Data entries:
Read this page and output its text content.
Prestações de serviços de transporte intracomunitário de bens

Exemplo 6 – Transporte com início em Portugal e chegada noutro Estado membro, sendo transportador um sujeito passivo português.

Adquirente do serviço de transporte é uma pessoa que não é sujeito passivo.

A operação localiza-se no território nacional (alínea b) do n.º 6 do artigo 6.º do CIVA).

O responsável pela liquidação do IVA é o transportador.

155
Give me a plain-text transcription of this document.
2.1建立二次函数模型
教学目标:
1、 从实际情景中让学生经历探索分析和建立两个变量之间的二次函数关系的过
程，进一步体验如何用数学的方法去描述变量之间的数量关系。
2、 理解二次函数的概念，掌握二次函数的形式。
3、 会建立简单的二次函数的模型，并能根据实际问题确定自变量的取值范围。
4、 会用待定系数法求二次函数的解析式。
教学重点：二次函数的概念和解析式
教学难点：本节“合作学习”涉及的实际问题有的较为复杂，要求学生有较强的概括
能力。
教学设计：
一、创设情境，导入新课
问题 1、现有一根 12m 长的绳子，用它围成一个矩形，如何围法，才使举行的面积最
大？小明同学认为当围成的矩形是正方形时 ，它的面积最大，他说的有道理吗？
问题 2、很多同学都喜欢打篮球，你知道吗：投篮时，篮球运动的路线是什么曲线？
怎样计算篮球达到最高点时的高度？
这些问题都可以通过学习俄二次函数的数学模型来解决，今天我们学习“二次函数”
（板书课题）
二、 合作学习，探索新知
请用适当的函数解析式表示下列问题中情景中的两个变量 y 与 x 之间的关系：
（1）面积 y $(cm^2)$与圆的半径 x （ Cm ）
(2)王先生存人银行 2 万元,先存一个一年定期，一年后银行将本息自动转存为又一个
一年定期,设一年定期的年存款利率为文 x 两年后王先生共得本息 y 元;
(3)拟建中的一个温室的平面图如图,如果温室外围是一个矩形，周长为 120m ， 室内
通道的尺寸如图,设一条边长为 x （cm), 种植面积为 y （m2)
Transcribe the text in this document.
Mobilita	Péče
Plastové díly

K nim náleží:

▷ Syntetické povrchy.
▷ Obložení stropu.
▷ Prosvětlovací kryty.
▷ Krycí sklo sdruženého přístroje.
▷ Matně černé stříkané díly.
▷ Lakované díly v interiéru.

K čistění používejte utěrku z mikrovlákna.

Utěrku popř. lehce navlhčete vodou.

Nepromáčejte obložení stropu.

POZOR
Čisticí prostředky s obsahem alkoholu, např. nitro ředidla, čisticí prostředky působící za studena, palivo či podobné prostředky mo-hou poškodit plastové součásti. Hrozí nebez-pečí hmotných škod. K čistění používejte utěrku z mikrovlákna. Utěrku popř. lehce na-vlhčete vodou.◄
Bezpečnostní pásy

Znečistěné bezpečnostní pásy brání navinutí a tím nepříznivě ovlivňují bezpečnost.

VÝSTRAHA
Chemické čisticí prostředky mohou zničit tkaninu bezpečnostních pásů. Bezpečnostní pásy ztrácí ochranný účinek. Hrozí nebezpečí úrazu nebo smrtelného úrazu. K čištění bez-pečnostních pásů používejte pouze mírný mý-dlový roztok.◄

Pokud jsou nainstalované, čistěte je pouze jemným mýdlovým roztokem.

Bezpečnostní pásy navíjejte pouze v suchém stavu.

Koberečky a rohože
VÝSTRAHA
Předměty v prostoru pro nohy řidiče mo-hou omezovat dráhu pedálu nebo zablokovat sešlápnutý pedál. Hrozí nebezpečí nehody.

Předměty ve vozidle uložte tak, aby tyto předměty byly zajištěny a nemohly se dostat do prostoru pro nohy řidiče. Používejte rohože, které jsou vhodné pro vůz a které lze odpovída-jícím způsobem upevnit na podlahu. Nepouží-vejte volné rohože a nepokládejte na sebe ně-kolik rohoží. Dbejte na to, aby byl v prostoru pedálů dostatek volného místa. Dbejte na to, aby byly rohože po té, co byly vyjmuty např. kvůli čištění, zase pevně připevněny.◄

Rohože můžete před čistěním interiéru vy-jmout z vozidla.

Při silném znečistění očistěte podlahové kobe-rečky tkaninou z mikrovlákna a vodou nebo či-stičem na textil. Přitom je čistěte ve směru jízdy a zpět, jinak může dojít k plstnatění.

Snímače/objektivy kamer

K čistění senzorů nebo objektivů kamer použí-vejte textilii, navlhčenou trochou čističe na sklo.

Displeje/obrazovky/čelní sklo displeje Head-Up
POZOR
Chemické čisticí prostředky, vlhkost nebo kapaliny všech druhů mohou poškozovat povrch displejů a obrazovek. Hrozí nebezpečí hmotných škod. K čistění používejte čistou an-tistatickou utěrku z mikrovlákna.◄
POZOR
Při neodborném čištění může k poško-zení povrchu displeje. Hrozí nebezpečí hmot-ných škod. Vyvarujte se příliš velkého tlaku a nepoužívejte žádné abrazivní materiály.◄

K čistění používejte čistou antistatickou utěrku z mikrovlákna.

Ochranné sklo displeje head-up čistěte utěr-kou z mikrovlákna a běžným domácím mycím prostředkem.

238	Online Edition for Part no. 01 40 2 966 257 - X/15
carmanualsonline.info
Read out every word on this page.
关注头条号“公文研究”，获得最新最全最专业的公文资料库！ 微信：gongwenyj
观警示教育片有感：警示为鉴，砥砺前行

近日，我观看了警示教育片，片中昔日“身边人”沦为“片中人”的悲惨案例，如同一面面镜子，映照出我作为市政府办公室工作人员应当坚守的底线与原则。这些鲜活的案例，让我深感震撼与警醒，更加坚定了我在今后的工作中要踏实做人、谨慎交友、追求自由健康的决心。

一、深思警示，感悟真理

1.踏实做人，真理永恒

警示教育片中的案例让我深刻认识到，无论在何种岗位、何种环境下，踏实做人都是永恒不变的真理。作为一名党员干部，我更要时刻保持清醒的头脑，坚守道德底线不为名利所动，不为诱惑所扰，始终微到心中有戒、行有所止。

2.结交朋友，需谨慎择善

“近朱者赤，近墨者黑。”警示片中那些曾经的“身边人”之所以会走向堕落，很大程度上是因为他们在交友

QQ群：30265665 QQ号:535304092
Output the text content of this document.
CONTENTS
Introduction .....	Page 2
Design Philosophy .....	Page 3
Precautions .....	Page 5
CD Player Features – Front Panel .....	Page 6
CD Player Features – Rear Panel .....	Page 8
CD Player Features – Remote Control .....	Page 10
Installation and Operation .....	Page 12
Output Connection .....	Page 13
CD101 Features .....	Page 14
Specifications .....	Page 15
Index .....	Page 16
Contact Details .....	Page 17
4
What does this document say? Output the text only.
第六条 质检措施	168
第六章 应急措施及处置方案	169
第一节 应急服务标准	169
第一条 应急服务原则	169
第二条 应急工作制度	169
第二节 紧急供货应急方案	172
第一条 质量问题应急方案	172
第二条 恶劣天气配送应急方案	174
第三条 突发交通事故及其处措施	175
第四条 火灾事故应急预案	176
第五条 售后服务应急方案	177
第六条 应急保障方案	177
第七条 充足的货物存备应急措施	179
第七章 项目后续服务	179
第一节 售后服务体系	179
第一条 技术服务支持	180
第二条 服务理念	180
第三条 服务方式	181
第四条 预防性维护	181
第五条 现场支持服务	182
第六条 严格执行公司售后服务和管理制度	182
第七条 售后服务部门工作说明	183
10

#### [Instructions for the task]
Exactly reproduce all of the entries above.

#### [Output for this task]
Read this page and output its text content.
Prestações de serviços de transporte intracomunitário de bens

Exemplo 6 – Transporte com início em Portugal e chegada noutro Estado membro, sendo transportador um sujeito passivo português.

Adquirente do serviço de transporte é uma pessoa que não é sujeito passivo.

A operação localiza-se no território nacional (alínea b) do n.º 6 do artigo 6.º do CIVA).

O responsável pela liquidação do IVA é o transportador.

155
Give me a plain-text transcription of this document.
2.1建立二次函数模型
教学目标:
1、 从实际情景中让学生经历探索分析和建立两个变量之间的二次函数关系的过
程，进一步体验如何用数学的方法去描述变量之间的数量关系。
2、 理解二次函数的概念，掌握二次函数的形式。
3、 会建立简单的二次函数的模型，并能根据实际问题确定自变量的取值范围。
4、 会用待定系数法求二次函数的解析式。
教学重点：二次函数的概念和解析式
教学难点：本节“合作学习”涉及的实际问题有的较为复杂，要求学生有较强的概括
能力。
教学设计：
一、创设情境，导入新课
问题 1、现有一根 12m 长的绳子，用它围成一个矩形，如何围法，才使举行的面积最
大？小明同学认为当围成的矩形是正方形时 ，它的面积最大，他说的有道理吗？
问题 2、很多同学都喜欢打篮球，你知道吗：投篮时，篮球运动的路线是什么曲线？
怎样计算篮球达到最高点时的高度？
这些问题都可以通过学习俄二次函数的数学模型来解决，今天我们学习“二次函数”
（板书课题）
二、 合作学习，探索新知
请用适当的函数解析式表示下列问题中情景中的两个变量 y 与 x 之间的关系：
（1）面积 y $(cm^2)$与圆的半径 x （ Cm ）
(2)王先生存人银行 2 万元,先存一个一年定期，一年后银行将本息自动转存为又一个
一年定期,设一年定期的年存款利率为文 x 两年后王先生共得本息 y 元;
(3)拟建中的一个温室的平面图如图,如果温室外围是一个矩形，周长为 120m ， 室内
通道的尺寸如图,设一条边长为 x （cm), 种植面积为 y （m2)
Transcribe the text in this document.
Mobilita	Péče
Plastové díly

K nim náleží:

▷ Syntetické povrchy.
▷ Obložení stropu.
▷ Prosvětlovací kryty.
▷ Krycí sklo sdruženého přístroje.
▷ Matně černé stříkané díly.
▷ Lakované díly v interiéru.

K čistění používejte utěrku z mikrovlákna.

Utěrku popř. lehce navlhčete vodou.

Nepromáčejte obložení stropu.

POZOR
Čisticí prostředky s obsahem alkoholu, např. nitro ředidla, čisticí prostředky působící za studena, palivo či podobné prostředky mo-hou poškodit plastové součásti. Hrozí nebez-pečí hmotných škod. K čistění používejte utěrku z mikrovlákna. Utěrku popř. lehce na-vlhčete vodou.◄
Bezpečnostní pásy

Znečistěné bezpečnostní pásy brání navinutí a tím nepříznivě ovlivňují bezpečnost.

VÝSTRAHA
Chemické čisticí prostředky mohou zničit tkaninu bezpečnostních pásů. Bezpečnostní pásy ztrácí ochranný účinek. Hrozí nebezpečí úrazu nebo smrtelného úrazu. K čištění bez-pečnostních pásů používejte pouze mírný mý-dlový roztok.◄

Pokud jsou nainstalované, čistěte je pouze jemným mýdlovým roztokem.

Bezpečnostní pásy navíjejte pouze v suchém stavu.

Koberečky a rohože
VÝSTRAHA
Předměty v prostoru pro nohy řidiče mo-hou omezovat dráhu pedálu nebo zablokovat sešlápnutý pedál. Hrozí nebezpečí nehody.

Předměty ve vozidle uložte tak, aby tyto předměty byly zajištěny a nemohly se dostat do prostoru pro nohy řidiče. Používejte rohože, které jsou vhodné pro vůz a které lze odpovída-jícím způsobem upevnit na podlahu. Nepouží-vejte volné rohože a nepokládejte na sebe ně-kolik rohoží. Dbejte na to, aby byl v prostoru pedálů dostatek volného místa. Dbejte na to, aby byly rohože po té, co byly vyjmuty např. kvůli čištění, zase pevně připevněny.◄

Rohože můžete před čistěním interiéru vy-jmout z vozidla.

Při silném znečistění očistěte podlahové kobe-rečky tkaninou z mikrovlákna a vodou nebo či-stičem na textil. Přitom je čistěte ve směru jízdy a zpět, jinak může dojít k plstnatění.

Snímače/objektivy kamer

K čistění senzorů nebo objektivů kamer použí-vejte textilii, navlhčenou trochou čističe na sklo.

Displeje/obrazovky/čelní sklo displeje Head-Up
POZOR
Chemické čisticí prostředky, vlhkost nebo kapaliny všech druhů mohou poškozovat povrch displejů a obrazovek. Hrozí nebezpečí hmotných škod. K čistění používejte čistou an-tistatickou utěrku z mikrovlákna.◄
POZOR
Při neodborném čištění může k poško-zení povrchu displeje. Hrozí nebezpečí hmot-ných škod. Vyvarujte se příliš velkého tlaku a nepoužívejte žádné abrazivní materiály.◄

K čistění používejte čistou antistatickou utěrku z mikrovlákna.

Ochranné sklo displeje head-up čistěte utěr-kou z mikrovlákna a běžným domácím mycím prostředkem.

238	Online Edition for Part no. 01 40 2 966 257 - X/15
carmanualsonline.info
Read out every word on this page.
关注头条号“公文研究”，获得最新最全最专业的公文资料库！ 微信：gongwenyj
观警示教育片有感：警示为鉴，砥砺前行

近日，我观看了警示教育片，片中昔日“身边人”沦为“片中人”的悲惨案例，如同一面面镜子，映照出我作为市政府办公室工作人员应当坚守的底线与原则。这些鲜活的案例，让我深感震撼与警醒，更加坚定了我在今后的工作中要踏实做人、谨慎交友、追求自由健康的决心。

一、深思警示，感悟真理

1.踏实做人，真理永恒

警示教育片中的案例让我深刻认识到，无论在何种岗位、何种环境下，踏实做人都是永恒不变的真理。作为一名党员干部，我更要时刻保持清醒的头脑，坚守道德底线不为名利所动，不为诱惑所扰，始终微到心中有戒、行有所止。

2.结交朋友，需谨慎择善

“近朱者赤，近墨者黑。”警示片中那些曾经的“身边人”之所以会走向堕落，很大程度上是因为他们在交友

QQ群：30265665 QQ号:535304092
Output the text content of this document.
CONTENTS
Introduction .....	Page 2
Design Philosophy .....	Page 3
Precautions .....	Page 5
CD Player Features – Front Panel .....	Page 6
CD Player Features – Rear Panel .....	Page 8
CD Player Features – Remote Control .....	Page 10
Installation and Operation .....	Page 12
Output Connection .....	Page 13
CD101 Features .....	Page 14
Specifications .....	Page 15
Index .....	Page 16
Contact Details .....	Page 17
4
What does this document say? Output the text only.
第六条 质检措施	168
第六章 应急措施及处置方案	169
第一节 应急服务标准	169
第一条 应急服务原则	169
第二条 应急工作制度	169
第二节 紧急供货应急方案	172
第一条 质量问题应急方案	172
第二条 恶劣天气配送应急方案	174
第三条 突发交通事故及其处措施	175
第四条 火灾事故应急预案	176
第五条 售后服务应急方案	177
第六条 应急保障方案	177
第七条 充足的货物存备应急措施	179
第七章 项目后续服务	179
第一节 售后服务体系	179
第一条 技术服务支持	180
第二条 服务理念	180
第三条 服务方式	181
第四条 预防性维护	181
第五条 现场支持服务	182
第六条 严格执行公司售后服务和管理制度	182
第七条 售后服务部门工作说明	183
10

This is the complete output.